EXERCISE PROMPT
Your task is to repeat the entries exactly. Leave the pictures out.

Rows from a figure dataset
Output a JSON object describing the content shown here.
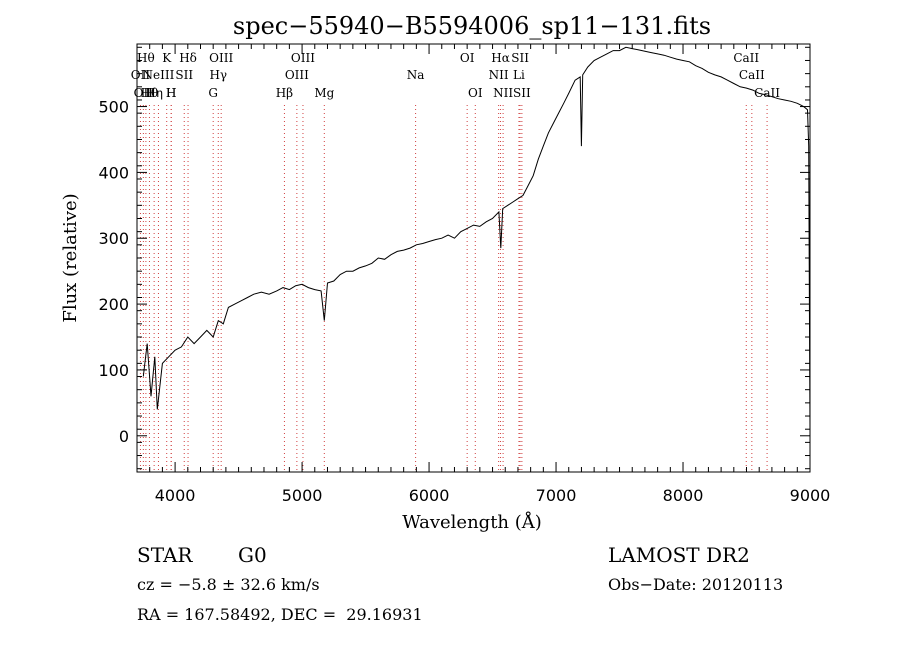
{
  "chart_data": {
    "type": "line",
    "title": "spec−55940−B5594006_sp11−131.fits",
    "xlabel": "Wavelength (Å)",
    "ylabel": "Flux (relative)",
    "xlim": [
      3700,
      9000
    ],
    "ylim": [
      -55,
      595
    ],
    "x_ticks": [
      4000,
      5000,
      6000,
      7000,
      8000,
      9000
    ],
    "y_ticks": [
      0,
      100,
      200,
      300,
      400,
      500
    ],
    "grid": false,
    "legend": "none",
    "series": [
      {
        "x": [
          3750,
          3780,
          3810,
          3840,
          3860,
          3900,
          3950,
          4000,
          4050,
          4100,
          4150,
          4200,
          4250,
          4300,
          4340,
          4380,
          4420,
          4470,
          4520,
          4570,
          4620,
          4680,
          4740,
          4800,
          4850,
          4900,
          4950,
          5000,
          5050,
          5100,
          5150,
          5175,
          5200,
          5250,
          5300,
          5350,
          5400,
          5450,
          5500,
          5550,
          5600,
          5650,
          5700,
          5750,
          5800,
          5850,
          5900,
          5950,
          6000,
          6050,
          6100,
          6150,
          6200,
          6250,
          6300,
          6350,
          6400,
          6450,
          6500,
          6550,
          6565,
          6580,
          6620,
          6660,
          6700,
          6740,
          6780,
          6820,
          6860,
          6900,
          6940,
          6980,
          7020,
          7060,
          7100,
          7150,
          7190,
          7200,
          7210,
          7250,
          7300,
          7350,
          7400,
          7450,
          7500,
          7550,
          7600,
          7650,
          7700,
          7750,
          7800,
          7850,
          7900,
          7950,
          8000,
          8050,
          8100,
          8150,
          8200,
          8250,
          8300,
          8350,
          8400,
          8450,
          8500,
          8550,
          8600,
          8650,
          8700,
          8750,
          8800,
          8850,
          8900,
          8950,
          8980,
          8990,
          8995,
          9000
        ],
        "y": [
          90,
          140,
          60,
          120,
          40,
          110,
          120,
          130,
          135,
          150,
          140,
          150,
          160,
          150,
          175,
          170,
          195,
          200,
          205,
          210,
          215,
          218,
          215,
          220,
          225,
          222,
          228,
          230,
          225,
          222,
          220,
          175,
          232,
          235,
          245,
          250,
          250,
          255,
          258,
          262,
          270,
          268,
          275,
          280,
          282,
          285,
          290,
          292,
          295,
          298,
          300,
          305,
          300,
          310,
          315,
          320,
          318,
          325,
          330,
          340,
          285,
          345,
          350,
          355,
          360,
          365,
          380,
          395,
          420,
          440,
          460,
          475,
          490,
          505,
          520,
          540,
          545,
          440,
          548,
          560,
          570,
          575,
          580,
          585,
          585,
          590,
          588,
          586,
          584,
          582,
          580,
          578,
          575,
          572,
          570,
          568,
          562,
          558,
          552,
          548,
          545,
          540,
          535,
          530,
          528,
          525,
          520,
          518,
          515,
          512,
          510,
          508,
          505,
          500,
          495,
          440,
          200,
          5
        ]
      }
    ],
    "line_markers": [
      {
        "w": 3727,
        "label": "OII",
        "row": 2
      },
      {
        "w": 3750,
        "label": "OII",
        "row": 3
      },
      {
        "w": 3770,
        "label": "Hθ",
        "row": 1
      },
      {
        "w": 3798,
        "label": "Hθ",
        "row": 3
      },
      {
        "w": 3835,
        "label": "Hη",
        "row": 3
      },
      {
        "w": 3869,
        "label": "NeIII",
        "row": 2
      },
      {
        "w": 3934,
        "label": "K",
        "row": 1
      },
      {
        "w": 3969,
        "label": "H",
        "row": 3
      },
      {
        "w": 3970,
        "label": "H",
        "row": 3
      },
      {
        "w": 4072,
        "label": "SII",
        "row": 2
      },
      {
        "w": 4102,
        "label": "Hδ",
        "row": 1
      },
      {
        "w": 4300,
        "label": "G",
        "row": 3
      },
      {
        "w": 4340,
        "label": "Hγ",
        "row": 2
      },
      {
        "w": 4363,
        "label": "OIII",
        "row": 1
      },
      {
        "w": 4861,
        "label": "Hβ",
        "row": 3
      },
      {
        "w": 4959,
        "label": "OIII",
        "row": 2
      },
      {
        "w": 5007,
        "label": "OIII",
        "row": 1
      },
      {
        "w": 5175,
        "label": "Mg",
        "row": 3
      },
      {
        "w": 5894,
        "label": "Na",
        "row": 2
      },
      {
        "w": 6300,
        "label": "OI",
        "row": 1
      },
      {
        "w": 6364,
        "label": "OI",
        "row": 3
      },
      {
        "w": 6548,
        "label": "NII",
        "row": 2
      },
      {
        "w": 6563,
        "label": "Hα",
        "row": 1
      },
      {
        "w": 6583,
        "label": "NII",
        "row": 3
      },
      {
        "w": 6708,
        "label": "Li",
        "row": 2
      },
      {
        "w": 6717,
        "label": "SII",
        "row": 1
      },
      {
        "w": 6731,
        "label": "SII",
        "row": 3
      },
      {
        "w": 8498,
        "label": "CaII",
        "row": 1
      },
      {
        "w": 8542,
        "label": "CaII",
        "row": 2
      },
      {
        "w": 8662,
        "label": "CaII",
        "row": 3
      }
    ]
  },
  "footer": {
    "object_class": "STAR",
    "subclass": "G0",
    "survey": "LAMOST DR2",
    "redshift": "cz = −5.8 ± 32.6 km/s",
    "obs_date": "Obs−Date: 20120113",
    "coords": "RA = 167.58492, DEC =  29.16931"
  }
}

FINAL RESULT
Output a JSON object describing the content shown here.
{
  "chart_data": {
    "type": "line",
    "title": "spec−55940−B5594006_sp11−131.fits",
    "xlabel": "Wavelength (Å)",
    "ylabel": "Flux (relative)",
    "xlim": [
      3700,
      9000
    ],
    "ylim": [
      -55,
      595
    ],
    "x_ticks": [
      4000,
      5000,
      6000,
      7000,
      8000,
      9000
    ],
    "y_ticks": [
      0,
      100,
      200,
      300,
      400,
      500
    ],
    "grid": false,
    "legend": "none",
    "series": [
      {
        "x": [
          3750,
          3780,
          3810,
          3840,
          3860,
          3900,
          3950,
          4000,
          4050,
          4100,
          4150,
          4200,
          4250,
          4300,
          4340,
          4380,
          4420,
          4470,
          4520,
          4570,
          4620,
          4680,
          4740,
          4800,
          4850,
          4900,
          4950,
          5000,
          5050,
          5100,
          5150,
          5175,
          5200,
          5250,
          5300,
          5350,
          5400,
          5450,
          5500,
          5550,
          5600,
          5650,
          5700,
          5750,
          5800,
          5850,
          5900,
          5950,
          6000,
          6050,
          6100,
          6150,
          6200,
          6250,
          6300,
          6350,
          6400,
          6450,
          6500,
          6550,
          6565,
          6580,
          6620,
          6660,
          6700,
          6740,
          6780,
          6820,
          6860,
          6900,
          6940,
          6980,
          7020,
          7060,
          7100,
          7150,
          7190,
          7200,
          7210,
          7250,
          7300,
          7350,
          7400,
          7450,
          7500,
          7550,
          7600,
          7650,
          7700,
          7750,
          7800,
          7850,
          7900,
          7950,
          8000,
          8050,
          8100,
          8150,
          8200,
          8250,
          8300,
          8350,
          8400,
          8450,
          8500,
          8550,
          8600,
          8650,
          8700,
          8750,
          8800,
          8850,
          8900,
          8950,
          8980,
          8990,
          8995,
          9000
        ],
        "y": [
          90,
          140,
          60,
          120,
          40,
          110,
          120,
          130,
          135,
          150,
          140,
          150,
          160,
          150,
          175,
          170,
          195,
          200,
          205,
          210,
          215,
          218,
          215,
          220,
          225,
          222,
          228,
          230,
          225,
          222,
          220,
          175,
          232,
          235,
          245,
          250,
          250,
          255,
          258,
          262,
          270,
          268,
          275,
          280,
          282,
          285,
          290,
          292,
          295,
          298,
          300,
          305,
          300,
          310,
          315,
          320,
          318,
          325,
          330,
          340,
          285,
          345,
          350,
          355,
          360,
          365,
          380,
          395,
          420,
          440,
          460,
          475,
          490,
          505,
          520,
          540,
          545,
          440,
          548,
          560,
          570,
          575,
          580,
          585,
          585,
          590,
          588,
          586,
          584,
          582,
          580,
          578,
          575,
          572,
          570,
          568,
          562,
          558,
          552,
          548,
          545,
          540,
          535,
          530,
          528,
          525,
          520,
          518,
          515,
          512,
          510,
          508,
          505,
          500,
          495,
          440,
          200,
          5
        ]
      }
    ],
    "line_markers": [
      {
        "w": 3727,
        "label": "OII",
        "row": 2
      },
      {
        "w": 3750,
        "label": "OII",
        "row": 3
      },
      {
        "w": 3770,
        "label": "Hθ",
        "row": 1
      },
      {
        "w": 3798,
        "label": "Hθ",
        "row": 3
      },
      {
        "w": 3835,
        "label": "Hη",
        "row": 3
      },
      {
        "w": 3869,
        "label": "NeIII",
        "row": 2
      },
      {
        "w": 3934,
        "label": "K",
        "row": 1
      },
      {
        "w": 3969,
        "label": "H",
        "row": 3
      },
      {
        "w": 3970,
        "label": "H",
        "row": 3
      },
      {
        "w": 4072,
        "label": "SII",
        "row": 2
      },
      {
        "w": 4102,
        "label": "Hδ",
        "row": 1
      },
      {
        "w": 4300,
        "label": "G",
        "row": 3
      },
      {
        "w": 4340,
        "label": "Hγ",
        "row": 2
      },
      {
        "w": 4363,
        "label": "OIII",
        "row": 1
      },
      {
        "w": 4861,
        "label": "Hβ",
        "row": 3
      },
      {
        "w": 4959,
        "label": "OIII",
        "row": 2
      },
      {
        "w": 5007,
        "label": "OIII",
        "row": 1
      },
      {
        "w": 5175,
        "label": "Mg",
        "row": 3
      },
      {
        "w": 5894,
        "label": "Na",
        "row": 2
      },
      {
        "w": 6300,
        "label": "OI",
        "row": 1
      },
      {
        "w": 6364,
        "label": "OI",
        "row": 3
      },
      {
        "w": 6548,
        "label": "NII",
        "row": 2
      },
      {
        "w": 6563,
        "label": "Hα",
        "row": 1
      },
      {
        "w": 6583,
        "label": "NII",
        "row": 3
      },
      {
        "w": 6708,
        "label": "Li",
        "row": 2
      },
      {
        "w": 6717,
        "label": "SII",
        "row": 1
      },
      {
        "w": 6731,
        "label": "SII",
        "row": 3
      },
      {
        "w": 8498,
        "label": "CaII",
        "row": 1
      },
      {
        "w": 8542,
        "label": "CaII",
        "row": 2
      },
      {
        "w": 8662,
        "label": "CaII",
        "row": 3
      }
    ]
  },
  "footer": {
    "object_class": "STAR",
    "subclass": "G0",
    "survey": "LAMOST DR2",
    "redshift": "cz = −5.8 ± 32.6 km/s",
    "obs_date": "Obs−Date: 20120113",
    "coords": "RA = 167.58492, DEC =  29.16931"
  }
}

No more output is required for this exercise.